::: DATA SUPPLIED :::

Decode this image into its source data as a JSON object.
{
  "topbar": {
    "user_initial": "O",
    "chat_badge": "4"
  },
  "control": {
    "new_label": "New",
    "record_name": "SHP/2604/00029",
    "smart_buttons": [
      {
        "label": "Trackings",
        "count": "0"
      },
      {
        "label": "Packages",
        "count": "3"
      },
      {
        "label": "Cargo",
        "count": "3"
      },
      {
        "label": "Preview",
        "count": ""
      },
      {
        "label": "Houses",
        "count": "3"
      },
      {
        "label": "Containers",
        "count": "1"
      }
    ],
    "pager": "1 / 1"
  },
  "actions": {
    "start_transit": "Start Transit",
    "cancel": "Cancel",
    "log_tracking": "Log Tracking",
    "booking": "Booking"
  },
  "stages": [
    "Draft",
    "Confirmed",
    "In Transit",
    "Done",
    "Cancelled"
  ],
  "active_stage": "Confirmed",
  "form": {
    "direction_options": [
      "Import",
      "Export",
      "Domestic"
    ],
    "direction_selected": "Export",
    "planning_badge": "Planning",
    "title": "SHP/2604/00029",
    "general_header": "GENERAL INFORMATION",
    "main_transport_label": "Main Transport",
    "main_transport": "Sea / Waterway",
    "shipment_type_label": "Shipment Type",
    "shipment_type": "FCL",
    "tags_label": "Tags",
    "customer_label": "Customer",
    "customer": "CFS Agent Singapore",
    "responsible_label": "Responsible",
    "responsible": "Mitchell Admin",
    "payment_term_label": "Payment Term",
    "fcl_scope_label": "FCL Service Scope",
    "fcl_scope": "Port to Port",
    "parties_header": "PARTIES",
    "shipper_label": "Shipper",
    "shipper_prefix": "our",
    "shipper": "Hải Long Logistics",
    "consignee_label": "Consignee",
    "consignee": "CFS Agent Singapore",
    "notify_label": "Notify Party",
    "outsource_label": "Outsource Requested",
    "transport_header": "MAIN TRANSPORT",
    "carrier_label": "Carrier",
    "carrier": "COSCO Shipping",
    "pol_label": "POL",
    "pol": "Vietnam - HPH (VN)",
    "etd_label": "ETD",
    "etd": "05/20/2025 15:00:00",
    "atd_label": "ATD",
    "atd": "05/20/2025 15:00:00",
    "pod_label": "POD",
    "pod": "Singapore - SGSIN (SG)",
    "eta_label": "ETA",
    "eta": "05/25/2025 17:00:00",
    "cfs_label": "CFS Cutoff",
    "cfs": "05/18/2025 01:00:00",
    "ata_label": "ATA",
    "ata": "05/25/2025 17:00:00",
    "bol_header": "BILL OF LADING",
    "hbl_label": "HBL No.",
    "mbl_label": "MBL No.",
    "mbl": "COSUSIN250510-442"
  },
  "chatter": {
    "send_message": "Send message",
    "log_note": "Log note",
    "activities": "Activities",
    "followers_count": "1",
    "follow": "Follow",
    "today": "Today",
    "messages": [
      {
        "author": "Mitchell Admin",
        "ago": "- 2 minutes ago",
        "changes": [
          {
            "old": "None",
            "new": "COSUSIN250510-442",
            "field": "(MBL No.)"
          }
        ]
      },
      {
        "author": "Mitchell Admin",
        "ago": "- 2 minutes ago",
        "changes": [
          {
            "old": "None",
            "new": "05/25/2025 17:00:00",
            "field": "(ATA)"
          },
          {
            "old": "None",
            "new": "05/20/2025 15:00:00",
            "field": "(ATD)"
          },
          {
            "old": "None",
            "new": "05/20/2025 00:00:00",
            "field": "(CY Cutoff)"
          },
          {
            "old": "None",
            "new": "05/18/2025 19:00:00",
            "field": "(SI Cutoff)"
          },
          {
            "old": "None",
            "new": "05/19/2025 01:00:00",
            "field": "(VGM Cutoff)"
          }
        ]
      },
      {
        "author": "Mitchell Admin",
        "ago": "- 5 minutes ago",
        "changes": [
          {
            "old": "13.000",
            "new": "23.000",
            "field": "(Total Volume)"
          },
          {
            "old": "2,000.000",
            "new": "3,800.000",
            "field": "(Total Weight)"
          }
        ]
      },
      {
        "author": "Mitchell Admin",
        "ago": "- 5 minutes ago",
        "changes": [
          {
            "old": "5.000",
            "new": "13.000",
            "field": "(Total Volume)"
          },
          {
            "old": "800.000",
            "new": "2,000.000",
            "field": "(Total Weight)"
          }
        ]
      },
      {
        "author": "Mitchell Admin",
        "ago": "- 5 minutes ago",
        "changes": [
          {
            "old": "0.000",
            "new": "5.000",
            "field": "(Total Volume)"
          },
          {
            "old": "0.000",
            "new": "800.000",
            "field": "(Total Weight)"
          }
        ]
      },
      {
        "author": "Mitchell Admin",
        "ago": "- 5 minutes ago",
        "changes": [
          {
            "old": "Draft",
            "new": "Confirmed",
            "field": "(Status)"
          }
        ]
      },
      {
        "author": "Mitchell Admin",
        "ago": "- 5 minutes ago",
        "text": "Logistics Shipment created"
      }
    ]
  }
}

:::

- INSTRUCTIONS FOR THE TASK -
Produce a verbatim transcription of the entries above.

- TASK RESPONSE -
Decode this image into its source data as a JSON object.
{
  "topbar": {
    "user_initial": "O",
    "chat_badge": "4"
  },
  "control": {
    "new_label": "New",
    "record_name": "SHP/2604/00029",
    "smart_buttons": [
      {
        "label": "Trackings",
        "count": "0"
      },
      {
        "label": "Packages",
        "count": "3"
      },
      {
        "label": "Cargo",
        "count": "3"
      },
      {
        "label": "Preview",
        "count": ""
      },
      {
        "label": "Houses",
        "count": "3"
      },
      {
        "label": "Containers",
        "count": "1"
      }
    ],
    "pager": "1 / 1"
  },
  "actions": {
    "start_transit": "Start Transit",
    "cancel": "Cancel",
    "log_tracking": "Log Tracking",
    "booking": "Booking"
  },
  "stages": [
    "Draft",
    "Confirmed",
    "In Transit",
    "Done",
    "Cancelled"
  ],
  "active_stage": "Confirmed",
  "form": {
    "direction_options": [
      "Import",
      "Export",
      "Domestic"
    ],
    "direction_selected": "Export",
    "planning_badge": "Planning",
    "title": "SHP/2604/00029",
    "general_header": "GENERAL INFORMATION",
    "main_transport_label": "Main Transport",
    "main_transport": "Sea / Waterway",
    "shipment_type_label": "Shipment Type",
    "shipment_type": "FCL",
    "tags_label": "Tags",
    "customer_label": "Customer",
    "customer": "CFS Agent Singapore",
    "responsible_label": "Responsible",
    "responsible": "Mitchell Admin",
    "payment_term_label": "Payment Term",
    "fcl_scope_label": "FCL Service Scope",
    "fcl_scope": "Port to Port",
    "parties_header": "PARTIES",
    "shipper_label": "Shipper",
    "shipper_prefix": "our",
    "shipper": "Hải Long Logistics",
    "consignee_label": "Consignee",
    "consignee": "CFS Agent Singapore",
    "notify_label": "Notify Party",
    "outsource_label": "Outsource Requested",
    "transport_header": "MAIN TRANSPORT",
    "carrier_label": "Carrier",
    "carrier": "COSCO Shipping",
    "pol_label": "POL",
    "pol": "Vietnam - HPH (VN)",
    "etd_label": "ETD",
    "etd": "05/20/2025 15:00:00",
    "atd_label": "ATD",
    "atd": "05/20/2025 15:00:00",
    "pod_label": "POD",
    "pod": "Singapore - SGSIN (SG)",
    "eta_label": "ETA",
    "eta": "05/25/2025 17:00:00",
    "cfs_label": "CFS Cutoff",
    "cfs": "05/18/2025 01:00:00",
    "ata_label": "ATA",
    "ata": "05/25/2025 17:00:00",
    "bol_header": "BILL OF LADING",
    "hbl_label": "HBL No.",
    "mbl_label": "MBL No.",
    "mbl": "COSUSIN250510-442"
  },
  "chatter": {
    "send_message": "Send message",
    "log_note": "Log note",
    "activities": "Activities",
    "followers_count": "1",
    "follow": "Follow",
    "today": "Today",
    "messages": [
      {
        "author": "Mitchell Admin",
        "ago": "- 2 minutes ago",
        "changes": [
          {
            "old": "None",
            "new": "COSUSIN250510-442",
            "field": "(MBL No.)"
          }
        ]
      },
      {
        "author": "Mitchell Admin",
        "ago": "- 2 minutes ago",
        "changes": [
          {
            "old": "None",
            "new": "05/25/2025 17:00:00",
            "field": "(ATA)"
          },
          {
            "old": "None",
            "new": "05/20/2025 15:00:00",
            "field": "(ATD)"
          },
          {
            "old": "None",
            "new": "05/20/2025 00:00:00",
            "field": "(CY Cutoff)"
          },
          {
            "old": "None",
            "new": "05/18/2025 19:00:00",
            "field": "(SI Cutoff)"
          },
          {
            "old": "None",
            "new": "05/19/2025 01:00:00",
            "field": "(VGM Cutoff)"
          }
        ]
      },
      {
        "author": "Mitchell Admin",
        "ago": "- 5 minutes ago",
        "changes": [
          {
            "old": "13.000",
            "new": "23.000",
            "field": "(Total Volume)"
          },
          {
            "old": "2,000.000",
            "new": "3,800.000",
            "field": "(Total Weight)"
          }
        ]
      },
      {
        "author": "Mitchell Admin",
        "ago": "- 5 minutes ago",
        "changes": [
          {
            "old": "5.000",
            "new": "13.000",
            "field": "(Total Volume)"
          },
          {
            "old": "800.000",
            "new": "2,000.000",
            "field": "(Total Weight)"
          }
        ]
      },
      {
        "author": "Mitchell Admin",
        "ago": "- 5 minutes ago",
        "changes": [
          {
            "old": "0.000",
            "new": "5.000",
            "field": "(Total Volume)"
          },
          {
            "old": "0.000",
            "new": "800.000",
            "field": "(Total Weight)"
          }
        ]
      },
      {
        "author": "Mitchell Admin",
        "ago": "- 5 minutes ago",
        "changes": [
          {
            "old": "Draft",
            "new": "Confirmed",
            "field": "(Status)"
          }
        ]
      },
      {
        "author": "Mitchell Admin",
        "ago": "- 5 minutes ago",
        "text": "Logistics Shipment created"
      }
    ]
  }
}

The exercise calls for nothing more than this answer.